## PAGE EXTRACT
"""
How I Accidentally Became a Travel Writer

Lake Srinigar, Kashmir, on my hippie honeymoon. There was nothing in the hookah; we were just naturally nerdy

It’s summer — the perfect time to read Getting Naked for Money: An Accidental Travel Writer Reveals All. This excerpt from my memoir–plus bonus text about my worst job interview, ever–is a teaser.

Is Travel Writing Real Writing?

I had writer’s block before I ever became a writer.

By the time I was 25, I probably had as many interesting adventures as Paul Theroux had at that age, but I never committed them to paper. I told myself that writing meant novels, short stories, and poetry—which I did attempt, sporadically—not dispatches from my life. I know, this sounds a bit dim, given the number of exotic countries I visited, including Afghanistan, Iran, Uzbekistan, and Nepal, but because I didn’t read travel literature—and didn’t really consider it literature—it never occurred to me to write it.

Nor, having grown up before “journal” became a verb, was I in the habit of recording pithy observations about the meaning of life or the wonders of nature. I filled the beautifully bound notebooks that I bought to goad myself to write with inchoate ramblings about my relationships—or lack thereof—with boys and, later, men. Some writers can look back proudly at their literary precociousness. Me, I found several entries in a pink diary dating to the days when the Beatles first arrived in the U.S. that read: “Dear Diary, I love Paul. He’s so cute. I wish he would love me. Goodnight, Edie.” If I’d had the strength of character to love John or even George and the originality to choose a diary that wasn’t pink, I’m certain I would have become a writer far sooner.

Instead, I went to graduate school for American literature at New York University. My brilliant career plan was to become a college professor and, once I got tenure, write what I liked—whatever that turned out to be—on the side. I figured holing up and reading great books while getting an advanced degree couldn’t hurt.
"""
## WHAT YOU NEED TO DO
1. Print the travel writing excerpt from "By the time" to "to write it.".
2. In the travel writing excerpt, where did the author attend graduate school?
None of the items are needed for this.

## DATA RECORDS
"""
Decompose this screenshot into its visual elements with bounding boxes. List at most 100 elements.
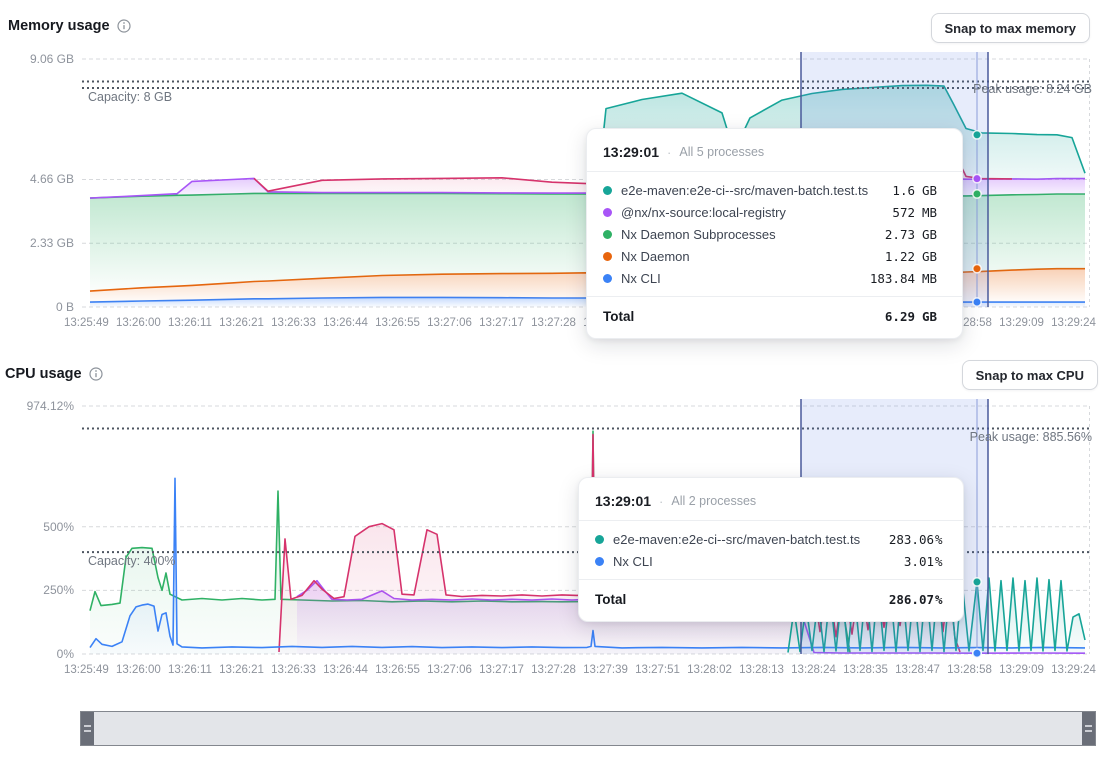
tooltip-rows: e2e-maven:e2e-ci--src/maven-batch.test.t…: [595, 528, 947, 572]
x-tick-label: 13:28:58: [947, 664, 992, 676]
process-unit: MB: [922, 270, 938, 286]
process-unit: GB: [922, 182, 938, 198]
hover-dot: [972, 173, 982, 184]
x-tick-label: 13:29:24: [1051, 664, 1096, 676]
drag-handle-icon: [1085, 725, 1092, 727]
process-unit: GB: [922, 226, 938, 242]
tooltip-time: 13:29:01: [603, 144, 660, 160]
x-tick-label: 13:27:28: [531, 664, 576, 676]
cpu-chart-title: CPU usage: [5, 366, 82, 382]
series-color-dot: [603, 207, 612, 217]
snap-to-max-cpu-button[interactable]: Snap to max CPU: [961, 360, 1098, 390]
divider: [587, 171, 962, 172]
x-tick-label: 13:26:21: [219, 664, 264, 676]
process-unit: %: [935, 531, 943, 547]
series-area-series-pink: [90, 132, 1085, 199]
tooltip-process-row: Nx Daemon Subprocesses 2.73 GB: [603, 223, 946, 245]
x-tick-label: 13:26:55: [375, 317, 420, 329]
y-tick-label: 0 B: [55, 300, 74, 314]
x-tick-label: 13:26:00: [116, 317, 161, 329]
tooltip-header: 13:29:01 · All 2 processes: [595, 489, 947, 513]
total-value: 286.07: [888, 591, 934, 607]
series-color-dot: [595, 556, 604, 566]
hover-dot: [972, 648, 982, 659]
process-unit: %: [935, 553, 943, 569]
tooltip-total-row: Total 6.29 GB: [603, 304, 946, 328]
x-tick-label: 13:27:06: [427, 317, 472, 329]
y-tick-label: 250%: [43, 583, 74, 598]
process-name: Nx CLI: [621, 270, 661, 286]
cpu-section-header: CPU usage: [5, 366, 103, 382]
snap-to-max-memory-button[interactable]: Snap to max memory: [930, 13, 1090, 43]
tooltip-process-row: @nx/nx-source:local-registry 572 MB: [603, 201, 946, 223]
process-value: 183.84: [869, 270, 915, 286]
process-name: @nx/nx-source:local-registry: [621, 204, 786, 220]
info-icon[interactable]: [88, 367, 103, 381]
x-tick-label: 13:26:33: [271, 317, 316, 329]
x-tick-label: 13:26:44: [323, 664, 368, 676]
x-tick-label: 13:28:13: [739, 664, 784, 676]
x-tick-label: 13:28:02: [687, 664, 732, 676]
hover-dot: [972, 189, 982, 199]
hover-indicator: [972, 52, 982, 308]
x-tick-label: 13:26:11: [168, 664, 212, 676]
process-value: 3.01: [903, 553, 934, 569]
x-tick-label: 13:28:24: [791, 664, 836, 676]
total-label: Total: [603, 308, 635, 324]
cpu-capacity-label: Capacity: 400%: [88, 554, 176, 568]
scrollbar-left-handle[interactable]: [81, 712, 94, 745]
drag-handle-icon: [84, 725, 91, 727]
memory-peak-label: Peak usage: 8.24 GB: [973, 82, 1092, 96]
x-tick-label: 13:29:09: [999, 317, 1044, 329]
tooltip-total-row: Total 286.07 %: [595, 587, 947, 611]
x-tick-label: 13:27:17: [479, 317, 524, 329]
tooltip-subtitle: All 2 processes: [671, 494, 757, 508]
divider: [579, 579, 963, 580]
series-color-dot: [603, 273, 612, 283]
tooltip-process-row: e2e-maven:e2e-ci--src/maven-batch.test.t…: [595, 528, 947, 550]
tooltip-separator: ·: [667, 144, 672, 160]
y-tick-label: 500%: [43, 519, 74, 534]
tooltip-process-row: Nx Daemon 1.22 GB: [603, 245, 946, 267]
x-tick-label: 13:26:21: [219, 317, 264, 329]
series-area-nx-daemon-subprocesses: [90, 431, 850, 654]
process-value: 1.22: [884, 248, 915, 264]
scrollbar-right-handle[interactable]: [1082, 712, 1095, 745]
x-tick-label: 13:26:11: [168, 317, 212, 329]
process-unit: MB: [922, 204, 938, 220]
drag-handle-icon: [84, 730, 91, 732]
x-tick-label: 13:27:39: [583, 664, 628, 676]
x-tick-label: 13:26:33: [271, 664, 316, 676]
tooltip-rows: e2e-maven:e2e-ci--src/maven-batch.test.t…: [603, 179, 946, 289]
drag-handle-icon: [1085, 730, 1092, 732]
series-color-dot: [603, 229, 612, 239]
x-tick-label: 13:26:55: [375, 664, 420, 676]
hover-dot: [972, 129, 982, 140]
x-tick-label: 13:27:51: [635, 664, 680, 676]
total-unit: %: [935, 591, 943, 607]
x-tick-label: 13:28:47: [895, 664, 940, 676]
x-tick-label: 13:27:17: [479, 664, 524, 676]
x-tick-label: 13:28:35: [843, 664, 888, 676]
series-area-e2e-maven: [90, 85, 1085, 199]
x-tick-label: 13:29:24: [1051, 317, 1096, 329]
memory-capacity-label: Capacity: 8 GB: [88, 90, 173, 104]
info-icon[interactable]: [116, 19, 131, 33]
cpu-tooltip: 13:29:01 · All 2 processes e2e-maven:e2e…: [578, 477, 964, 622]
memory-chart-title: Memory usage: [8, 18, 110, 34]
hover-dot: [972, 576, 982, 587]
process-value: 283.06: [888, 531, 934, 547]
divider: [587, 296, 962, 297]
process-value: 1.6: [892, 182, 915, 198]
x-tick-label: 13:29:09: [999, 664, 1044, 676]
y-tick-label: 974.12%: [26, 398, 74, 413]
tooltip-time: 13:29:01: [595, 493, 652, 509]
process-value: 2.73: [884, 226, 915, 242]
tooltip-subtitle: All 5 processes: [679, 145, 765, 159]
hover-dot: [972, 263, 982, 274]
tooltip-process-row: Nx CLI 183.84 MB: [603, 267, 946, 289]
timeline-scrollbar[interactable]: [80, 711, 1096, 746]
hover-dot: [972, 297, 982, 308]
cpu-x-axis: 13:25:49 13:26:00 13:26:11 13:26:21 13:26:33…: [64, 664, 1096, 676]
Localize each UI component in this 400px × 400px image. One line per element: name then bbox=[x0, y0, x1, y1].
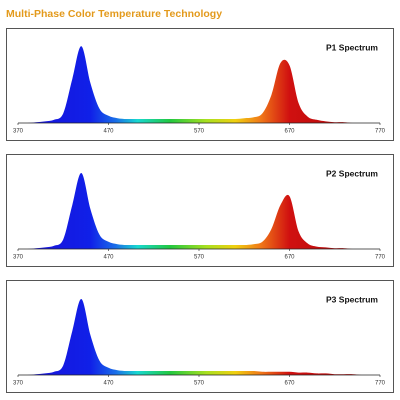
spectrum-area bbox=[18, 46, 380, 123]
x-tick-label: 370 bbox=[13, 129, 24, 135]
x-tick-label: 670 bbox=[284, 381, 295, 387]
x-tick-label: 470 bbox=[103, 129, 114, 135]
panel-title: P2 Spectrum bbox=[326, 168, 378, 178]
x-tick-label: 670 bbox=[284, 129, 295, 135]
x-tick-label: 370 bbox=[13, 381, 24, 387]
x-tick-label: 570 bbox=[194, 129, 205, 135]
x-tick-label: 570 bbox=[194, 381, 205, 387]
spectrum-area bbox=[18, 172, 380, 249]
x-tick-label: 570 bbox=[194, 255, 205, 261]
page-title: Multi-Phase Color Temperature Technology bbox=[6, 8, 222, 20]
panel-title: P3 Spectrum bbox=[326, 294, 378, 304]
x-tick-label: 770 bbox=[375, 129, 386, 135]
x-tick-label: 670 bbox=[284, 255, 295, 261]
x-tick-label: 370 bbox=[13, 255, 24, 261]
x-tick-label: 470 bbox=[103, 381, 114, 387]
x-tick-label: 470 bbox=[103, 255, 114, 261]
x-tick-label: 770 bbox=[375, 381, 386, 387]
spectrum-area bbox=[18, 298, 380, 375]
panel-title: P1 Spectrum bbox=[326, 42, 378, 52]
x-tick-label: 770 bbox=[375, 255, 386, 261]
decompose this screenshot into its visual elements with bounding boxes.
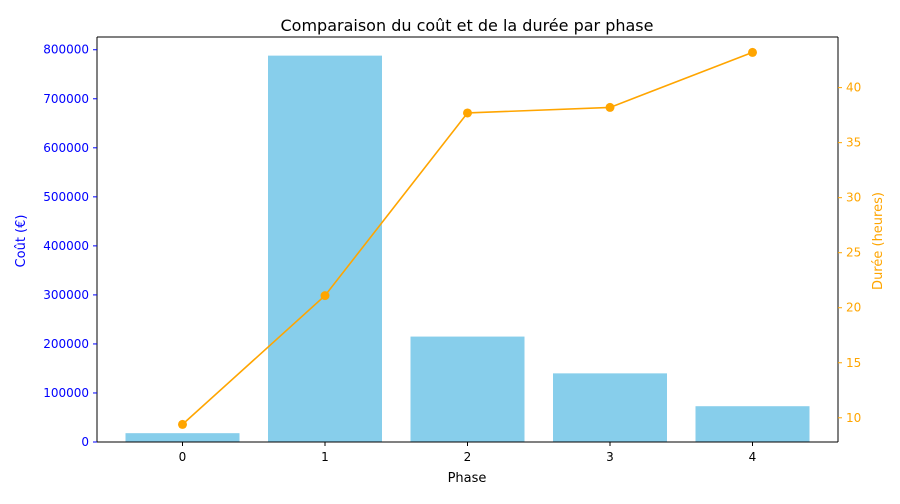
y-tick-label-right: 20 [846, 301, 861, 315]
line-point [605, 102, 615, 112]
y-tick-label-right: 30 [846, 191, 861, 205]
bar [410, 336, 525, 442]
y-tick-label-left: 800000 [43, 43, 89, 57]
y-tick-label-left: 500000 [43, 190, 89, 204]
y-axis-label-left: Coût (€) [14, 215, 29, 268]
y-axis-label-right: Durée (heures) [871, 192, 886, 290]
y-tick-label-right: 40 [846, 81, 861, 95]
y-tick-label-right: 10 [846, 411, 861, 425]
y-tick-label-right: 25 [846, 246, 861, 260]
y-tick-label-left: 300000 [43, 288, 89, 302]
x-tick-label: 2 [464, 450, 472, 464]
x-axis-label: Phase [448, 471, 487, 486]
bar [695, 406, 810, 442]
y-tick-label-right: 15 [846, 356, 861, 370]
line-series [178, 47, 757, 429]
line-point [748, 47, 757, 57]
y-tick-label-left: 0 [81, 435, 89, 449]
x-tick-label: 3 [606, 450, 614, 464]
chart-title: Comparaison du coût et de la durée par p… [281, 16, 654, 35]
axes: 0 1 2 3 401000002000003000004000005000006000… [43, 36, 861, 464]
bar [125, 433, 240, 442]
y-tick-label-left: 600000 [43, 141, 89, 155]
bar-series [125, 55, 810, 443]
y-tick-label-left: 700000 [43, 92, 89, 106]
line-point [178, 419, 187, 429]
x-tick-label: 0 [179, 450, 187, 464]
bar [268, 55, 382, 443]
y-tick-label-left: 200000 [43, 337, 89, 351]
line-point [320, 291, 330, 301]
y-tick-label-left: 400000 [43, 239, 89, 253]
line-point [463, 108, 472, 118]
x-tick-label: 4 [749, 450, 757, 464]
bar [553, 373, 667, 442]
x-tick-label: 1 [321, 450, 329, 464]
y-tick-label-right: 35 [846, 136, 861, 150]
y-tick-label-left: 100000 [43, 386, 89, 400]
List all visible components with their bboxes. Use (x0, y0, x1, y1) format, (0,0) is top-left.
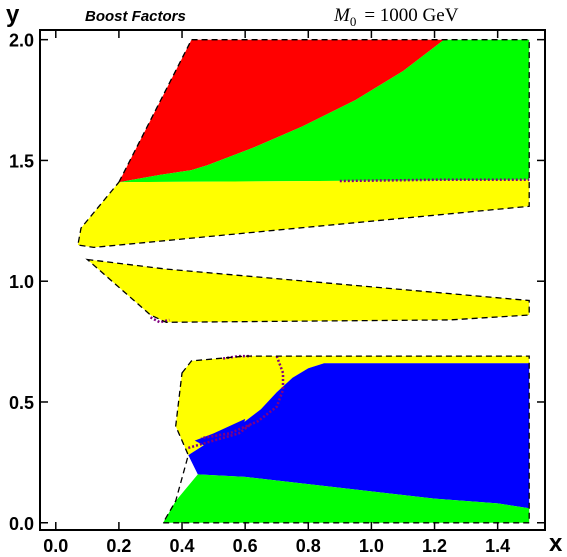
y-tick-label: 2.0 (9, 31, 34, 51)
chart-title: Boost Factors (85, 8, 186, 25)
x-tick-label: 1.0 (359, 536, 384, 556)
allowed-region-boundary-1 (85, 258, 530, 323)
x-tick-label: 0.0 (43, 536, 68, 556)
allowed-region-boundary-0 (77, 39, 530, 249)
x-tick-label: 0.8 (296, 536, 321, 556)
y-axis-label: y (6, 1, 20, 28)
y-tick-label: 1.5 (9, 151, 34, 171)
x-tick-label: 0.6 (233, 536, 258, 556)
blue-region-5 (188, 363, 530, 509)
x-tick-label: 0.4 (170, 536, 195, 556)
purple-contour-4 (339, 178, 530, 183)
plot-frame (39, 29, 546, 531)
purple-contour-3 (149, 316, 170, 324)
yellow-region-2 (77, 179, 530, 248)
region-layer (77, 39, 530, 523)
tick-labels: 0.0 0.2 0.4 0.6 0.8 1.0 1.2 1.4 0.0 0.5 1.0 1.5 2.0 (9, 31, 510, 556)
y-tick-label: 0.0 (9, 514, 34, 534)
boundary-layer (77, 39, 530, 524)
green-region-6 (163, 474, 530, 523)
mass-subscript: 0 (350, 14, 357, 29)
y-tick-label: 1.0 (9, 272, 34, 292)
mass-value: = 1000 GeV (364, 5, 458, 26)
yellow-region-4 (175, 356, 530, 456)
purple-contour-1 (187, 422, 253, 450)
yellow-region-7 (197, 373, 261, 436)
tick-marks (40, 30, 545, 530)
red-region-0 (118, 39, 445, 183)
green-region-1 (118, 39, 530, 183)
mass-symbol: M (333, 5, 351, 26)
yellow-region-3 (87, 259, 530, 323)
x-tick-label: 1.4 (485, 536, 510, 556)
mass-annotation: M0 = 1000 GeV (333, 5, 459, 29)
blue-region-8 (194, 418, 246, 446)
x-tick-label: 1.2 (422, 536, 447, 556)
purple-contour-0 (200, 355, 285, 440)
x-tick-label: 0.2 (106, 536, 131, 556)
allowed-region-boundary-2 (161, 355, 530, 524)
y-tick-label: 0.5 (9, 393, 34, 413)
x-axis-label: x (549, 530, 563, 557)
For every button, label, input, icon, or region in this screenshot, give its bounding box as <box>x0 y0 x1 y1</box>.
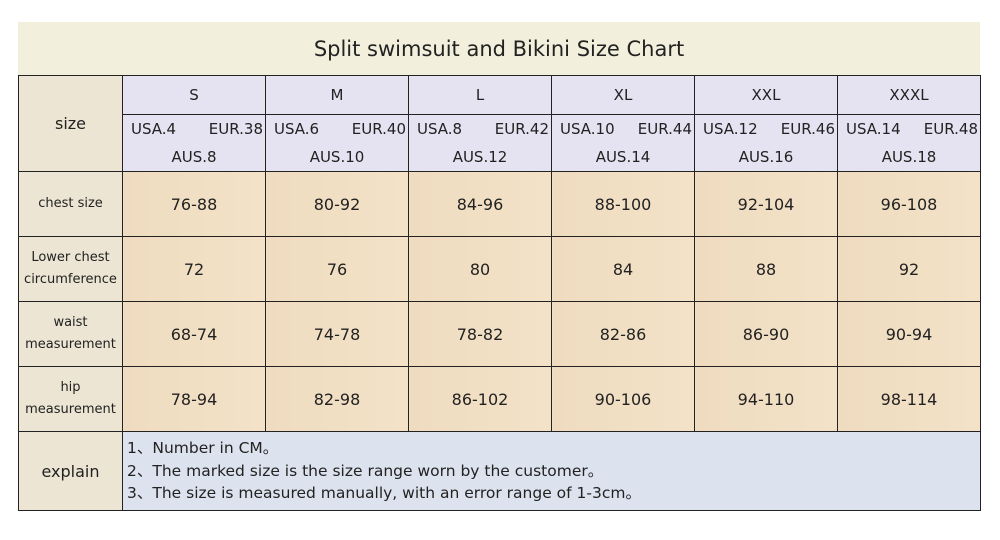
measurement-value: 86-102 <box>408 366 552 432</box>
explain-line: 3、The size is measured manually, with an… <box>127 484 641 503</box>
usa-size: USA.12 <box>703 120 758 138</box>
eur-size: EUR.42 <box>494 120 549 138</box>
eur-size: EUR.44 <box>637 120 692 138</box>
size-conversion: USA.14 EUR.48 AUS.18 <box>837 114 981 172</box>
measurement-value: 80 <box>408 236 552 302</box>
measurement-value: 76 <box>265 236 409 302</box>
chart-title: Split swimsuit and Bikini Size Chart <box>18 22 980 75</box>
row-label: waist measurement <box>18 301 123 367</box>
size-name: S <box>122 75 266 115</box>
eur-size: EUR.48 <box>923 120 978 138</box>
measurement-value: 84-96 <box>408 171 552 237</box>
aus-size: AUS.16 <box>738 148 794 166</box>
measurement-value: 86-90 <box>694 301 838 367</box>
usa-size: USA.14 <box>846 120 901 138</box>
measurement-value: 82-86 <box>551 301 695 367</box>
size-conversion: USA.12 EUR.46 AUS.16 <box>694 114 838 172</box>
measurement-row: hip measurement 78-94 82-98 86-102 90-106 94-… <box>18 366 981 432</box>
size-label: size <box>18 75 123 172</box>
explain-notes: 1、Number in CM。 2、The marked size is the … <box>122 431 981 511</box>
eur-size: EUR.46 <box>780 120 835 138</box>
measurement-row: waist measurement 68-74 74-78 78-82 82-86 86-… <box>18 301 981 367</box>
measurement-value: 96-108 <box>837 171 981 237</box>
size-conversion: USA.4 EUR.38 AUS.8 <box>122 114 266 172</box>
measurement-value: 90-94 <box>837 301 981 367</box>
measurement-row: chest size 76-88 80-92 84-96 88-100 92-104 96-… <box>18 171 981 237</box>
aus-size: AUS.18 <box>881 148 937 166</box>
explain-row: explain 1、Number in CM。 2、The marked size … <box>18 431 981 511</box>
aus-size: AUS.8 <box>171 148 217 166</box>
measurement-value: 98-114 <box>837 366 981 432</box>
aus-size: AUS.12 <box>452 148 508 166</box>
usa-size: USA.10 <box>560 120 615 138</box>
usa-size: USA.8 <box>417 120 463 138</box>
usa-size: USA.6 <box>274 120 320 138</box>
size-header-row: size S M L XL XXL XXXL <box>18 75 981 172</box>
measurement-value: 90-106 <box>551 366 695 432</box>
aus-size: AUS.10 <box>309 148 365 166</box>
size-name: XXL <box>694 75 838 115</box>
usa-size: USA.4 <box>131 120 177 138</box>
size-conversion: USA.6 EUR.40 AUS.10 <box>265 114 409 172</box>
measurement-value: 76-88 <box>122 171 266 237</box>
size-name: L <box>408 75 552 115</box>
measurement-value: 74-78 <box>265 301 409 367</box>
eur-size: EUR.38 <box>208 120 263 138</box>
explain-line: 2、The marked size is the size range worn… <box>127 461 604 480</box>
measurement-value: 88 <box>694 236 838 302</box>
explain-label: explain <box>18 431 123 511</box>
measurement-value: 94-110 <box>694 366 838 432</box>
size-chart-table: size S M L XL XXL XXXL USA.4 EUR.38 AUS.8 USA.6 EUR… <box>18 75 981 511</box>
measurement-value: 92 <box>837 236 981 302</box>
measurement-value: 84 <box>551 236 695 302</box>
measurement-value: 78-82 <box>408 301 552 367</box>
size-name: M <box>265 75 409 115</box>
size-name: XXXL <box>837 75 981 115</box>
measurement-row: Lower chest circumference 72 76 80 84 88 92 <box>18 236 981 302</box>
size-name: XL <box>551 75 695 115</box>
explain-line: 1、Number in CM。 <box>127 439 279 458</box>
measurement-value: 88-100 <box>551 171 695 237</box>
measurement-value: 92-104 <box>694 171 838 237</box>
row-label: hip measurement <box>18 366 123 432</box>
row-label: Lower chest circumference <box>18 236 123 302</box>
measurement-value: 80-92 <box>265 171 409 237</box>
eur-size: EUR.40 <box>351 120 406 138</box>
measurement-value: 68-74 <box>122 301 266 367</box>
size-conversion-row: USA.4 EUR.38 AUS.8 USA.6 EUR.40 AUS.10 USA.8 EU… <box>19 114 981 172</box>
aus-size: AUS.14 <box>595 148 651 166</box>
measurement-value: 72 <box>122 236 266 302</box>
measurement-value: 78-94 <box>122 366 266 432</box>
size-conversion: USA.8 EUR.42 AUS.12 <box>408 114 552 172</box>
measurement-value: 82-98 <box>265 366 409 432</box>
size-conversion: USA.10 EUR.44 AUS.14 <box>551 114 695 172</box>
row-label: chest size <box>18 171 123 237</box>
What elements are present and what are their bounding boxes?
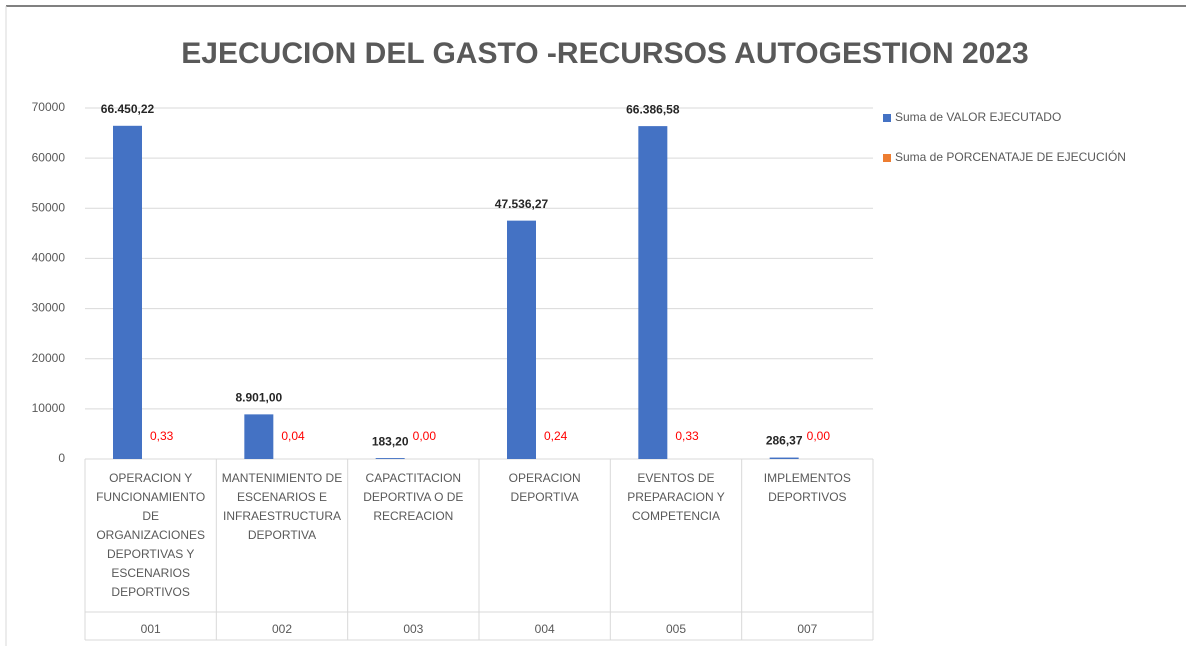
value-label: 47.536,27 (495, 197, 549, 211)
value-label: 286,37 (766, 434, 803, 448)
legend-label: Suma de VALOR EJECUTADO (895, 110, 1061, 124)
y-tick-label: 0 (58, 451, 65, 465)
y-tick-label: 30000 (32, 301, 66, 315)
y-tick-label: 50000 (32, 200, 66, 214)
x-code-label: 005 (666, 622, 686, 636)
value-label: 0,00 (807, 429, 831, 443)
x-tick-label: CAPACTITACION DEPORTIVA O DE RECREACION (363, 471, 464, 523)
value-label: 0,33 (675, 429, 699, 443)
y-tick-label: 10000 (32, 401, 66, 415)
chart-title: EJECUCION DEL GASTO -RECURSOS AUTOGESTIO… (181, 37, 1028, 70)
x-tick-label: IMPLEMENTOS DEPORTIVOS (763, 471, 851, 504)
value-label: 8.901,00 (235, 391, 282, 405)
legend-label: Suma de PORCENATAJE DE EJECUCIÓN (895, 149, 1126, 164)
x-tick-label: MANTENIMIENTO DE ESCENARIOS E INFRAESTRU… (221, 471, 343, 542)
legend-swatch (883, 154, 891, 162)
value-label: 66.386,58 (626, 102, 680, 116)
value-label: 66.450,22 (101, 102, 155, 116)
y-tick-label: 20000 (32, 351, 66, 365)
value-label: 0,33 (150, 429, 174, 443)
value-label: 0,24 (544, 429, 568, 443)
bar (638, 126, 668, 460)
x-code-label: 002 (272, 622, 292, 636)
value-label: 0,00 (413, 429, 437, 443)
bar (113, 125, 142, 459)
x-tick-label: OPERACION DEPORTIVA (508, 471, 581, 504)
bar (769, 457, 799, 459)
legend-swatch (883, 114, 891, 122)
bar (244, 414, 274, 459)
x-code-label: 003 (403, 622, 423, 636)
x-tick-label: OPERACION Y FUNCIONAMIENTO DE ORGANIZACI… (96, 471, 206, 599)
y-tick-label: 40000 (32, 251, 66, 265)
x-tick-label: EVENTOS DE PREPARACION Y COMPETENCIA (627, 471, 725, 523)
bar (375, 458, 405, 459)
y-tick-label: 70000 (32, 100, 66, 114)
y-tick-label: 60000 (32, 150, 66, 164)
bar (507, 220, 536, 459)
x-code-label: 004 (535, 622, 555, 636)
x-code-label: 001 (141, 622, 161, 636)
value-label: 183,20 (372, 434, 409, 448)
x-code-label: 007 (797, 622, 817, 636)
value-label: 0,04 (281, 429, 305, 443)
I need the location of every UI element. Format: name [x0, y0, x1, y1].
"""
## ANSWERS TO THE EXERCISES
1.
By the time I was 25, I probably had as many interesting adventures as Paul Theroux had at that age, but I never committed them to paper. I told myself that writing meant novels, short stories, and poetry—which I did attempt, sporadically—not dispatches from my life. I know, this sounds a bit dim, given the number of exotic countries I visited, including Afghanistan, Iran, Uzbekistan, and Nepal, but because I didn’t read travel literature—and didn’t really consider it literature—it never occurred to me to write it.

2. New York University